■ **SHORT PROBLEM**
For this exercise, repeat all of the material verbatim apart from its images.

(Dataset items)
* BEGIN *
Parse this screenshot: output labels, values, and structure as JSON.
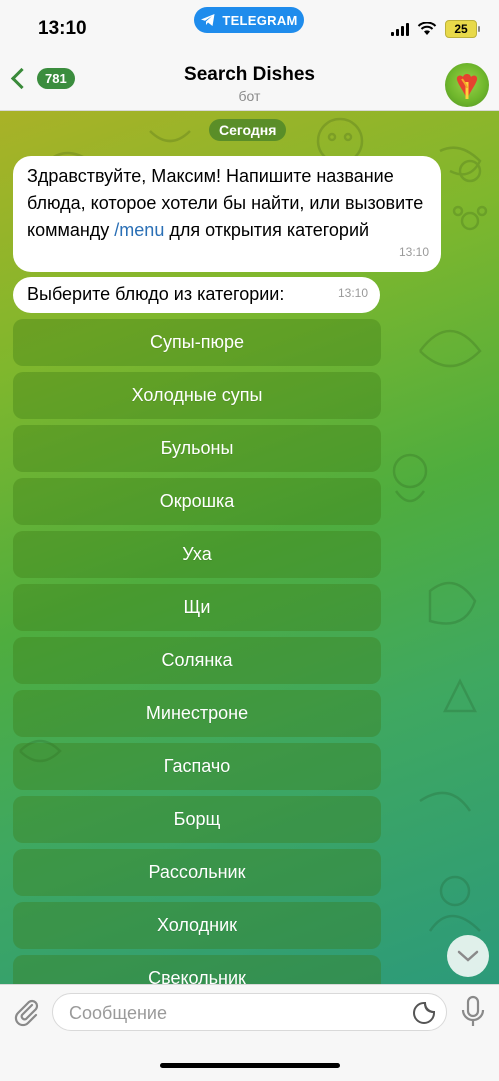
{
  "status": {
    "time": "13:10",
    "app_pill": "TELEGRAM",
    "battery": "25"
  },
  "nav": {
    "back_count": "781",
    "title": "Search Dishes",
    "subtitle": "бот"
  },
  "chat": {
    "date": "Сегодня",
    "messages": [
      {
        "text_before": "Здравствуйте, Максим! Напишите название блюда, которое хотели бы найти, или вызовите комманду ",
        "command": "/menu",
        "text_after": " для открытия категорий",
        "time": "13:10"
      },
      {
        "text": "Выберите блюдо из категории:",
        "time": "13:10"
      }
    ],
    "keyboard": [
      "Супы-пюре",
      "Холодные супы",
      "Бульоны",
      "Окрошка",
      "Уха",
      "Щи",
      "Солянка",
      "Минестроне",
      "Гаспачо",
      "Борщ",
      "Рассольник",
      "Холодник",
      "Свекольник"
    ]
  },
  "input": {
    "placeholder": "Сообщение"
  },
  "icons": {
    "attach": "paperclip-icon",
    "sticker": "sticker-icon",
    "mic": "microphone-icon",
    "scroll": "chevron-down-icon",
    "back": "chevron-left-icon"
  }
}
* END *
■ **EXERCISE RESULT**
Parse this screenshot: output labels, values, and structure as JSON.
{
  "status": {
    "time": "13:10",
    "app_pill": "TELEGRAM",
    "battery": "25"
  },
  "nav": {
    "back_count": "781",
    "title": "Search Dishes",
    "subtitle": "бот"
  },
  "chat": {
    "date": "Сегодня",
    "messages": [
      {
        "text_before": "Здравствуйте, Максим! Напишите название блюда, которое хотели бы найти, или вызовите комманду ",
        "command": "/menu",
        "text_after": " для открытия категорий",
        "time": "13:10"
      },
      {
        "text": "Выберите блюдо из категории:",
        "time": "13:10"
      }
    ],
    "keyboard": [
      "Супы-пюре",
      "Холодные супы",
      "Бульоны",
      "Окрошка",
      "Уха",
      "Щи",
      "Солянка",
      "Минестроне",
      "Гаспачо",
      "Борщ",
      "Рассольник",
      "Холодник",
      "Свекольник"
    ]
  },
  "input": {
    "placeholder": "Сообщение"
  },
  "icons": {
    "attach": "paperclip-icon",
    "sticker": "sticker-icon",
    "mic": "microphone-icon",
    "scroll": "chevron-down-icon",
    "back": "chevron-left-icon"
  }
}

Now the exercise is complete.